» GOAL OF THE EXERCISE: Echo the data starting at the line containing "What elements are" and ending after the line containing "x-axis-label: X coordinate [380,528,525,552]", both included. Omit the pictures from your answer.

» DATASET ENTRIES:
____________________

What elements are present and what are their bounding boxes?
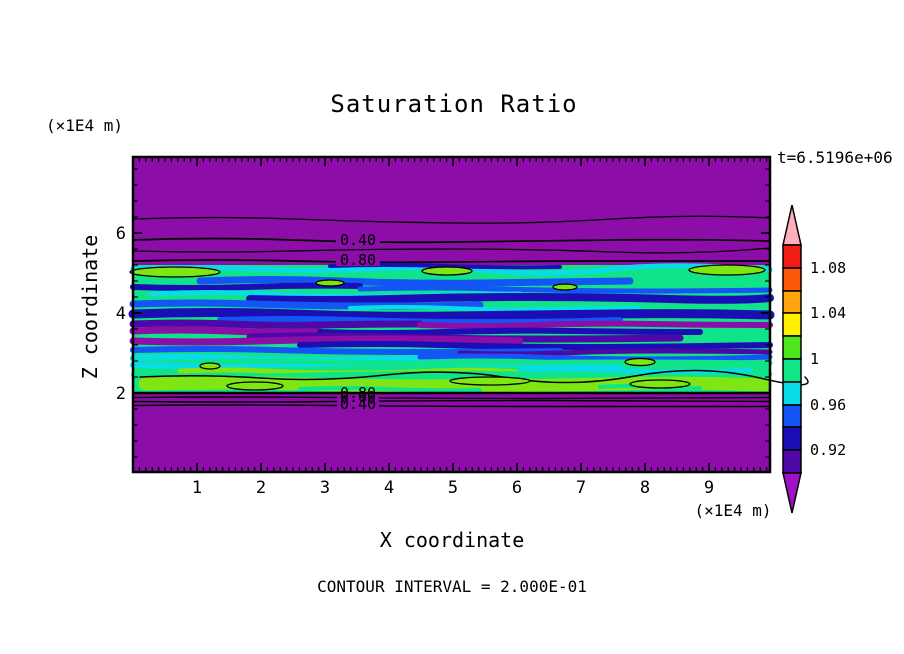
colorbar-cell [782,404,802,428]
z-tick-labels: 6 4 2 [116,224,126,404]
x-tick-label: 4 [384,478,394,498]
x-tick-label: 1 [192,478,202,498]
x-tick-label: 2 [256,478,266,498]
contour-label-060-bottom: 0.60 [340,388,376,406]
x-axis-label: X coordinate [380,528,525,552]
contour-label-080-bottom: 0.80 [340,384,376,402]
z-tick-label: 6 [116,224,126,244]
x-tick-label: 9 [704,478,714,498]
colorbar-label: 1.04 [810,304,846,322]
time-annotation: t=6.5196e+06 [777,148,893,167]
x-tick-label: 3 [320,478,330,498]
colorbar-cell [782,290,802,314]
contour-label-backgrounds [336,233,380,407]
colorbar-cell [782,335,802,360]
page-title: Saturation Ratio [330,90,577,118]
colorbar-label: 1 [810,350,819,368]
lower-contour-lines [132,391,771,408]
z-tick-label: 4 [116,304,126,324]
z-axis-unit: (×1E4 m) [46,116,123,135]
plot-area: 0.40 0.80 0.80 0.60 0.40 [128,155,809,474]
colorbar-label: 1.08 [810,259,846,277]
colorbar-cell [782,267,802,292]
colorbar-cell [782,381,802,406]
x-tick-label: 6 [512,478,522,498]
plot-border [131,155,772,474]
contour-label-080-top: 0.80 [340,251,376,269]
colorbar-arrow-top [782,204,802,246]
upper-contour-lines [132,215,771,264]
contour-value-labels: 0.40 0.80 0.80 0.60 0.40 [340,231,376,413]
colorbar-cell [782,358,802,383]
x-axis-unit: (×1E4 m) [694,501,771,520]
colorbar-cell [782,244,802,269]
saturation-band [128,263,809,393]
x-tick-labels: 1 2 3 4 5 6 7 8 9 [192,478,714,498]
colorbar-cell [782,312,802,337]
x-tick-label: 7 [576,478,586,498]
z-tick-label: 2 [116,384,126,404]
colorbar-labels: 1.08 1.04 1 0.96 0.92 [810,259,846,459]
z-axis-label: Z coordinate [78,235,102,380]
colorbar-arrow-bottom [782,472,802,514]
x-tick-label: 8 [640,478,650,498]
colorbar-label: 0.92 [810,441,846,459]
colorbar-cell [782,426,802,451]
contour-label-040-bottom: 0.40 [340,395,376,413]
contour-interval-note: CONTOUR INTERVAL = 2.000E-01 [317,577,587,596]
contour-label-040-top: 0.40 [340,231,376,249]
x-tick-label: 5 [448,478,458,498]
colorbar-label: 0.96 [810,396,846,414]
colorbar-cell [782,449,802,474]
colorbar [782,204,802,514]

____________________

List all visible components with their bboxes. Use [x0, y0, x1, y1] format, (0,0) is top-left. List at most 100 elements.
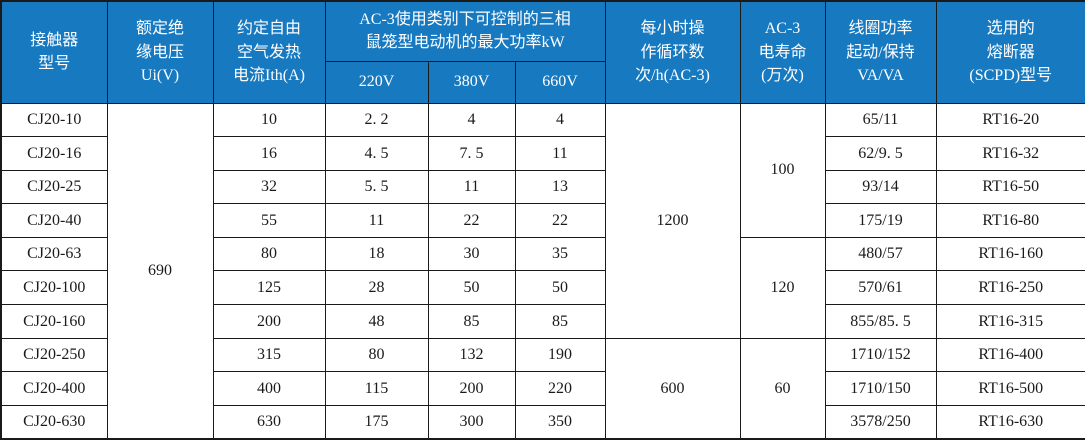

____________________

» COMPLETED EXERCISE:
What elements are present and what are their bounding boxes?
colorbar-cell [782,404,802,428]
z-tick-labels: 6 4 2 [116,224,126,404]
x-tick-label: 4 [384,478,394,498]
x-tick-label: 1 [192,478,202,498]
x-tick-label: 2 [256,478,266,498]
contour-label-060-bottom: 0.60 [340,388,376,406]
x-axis-label: X coordinate [380,528,525,552]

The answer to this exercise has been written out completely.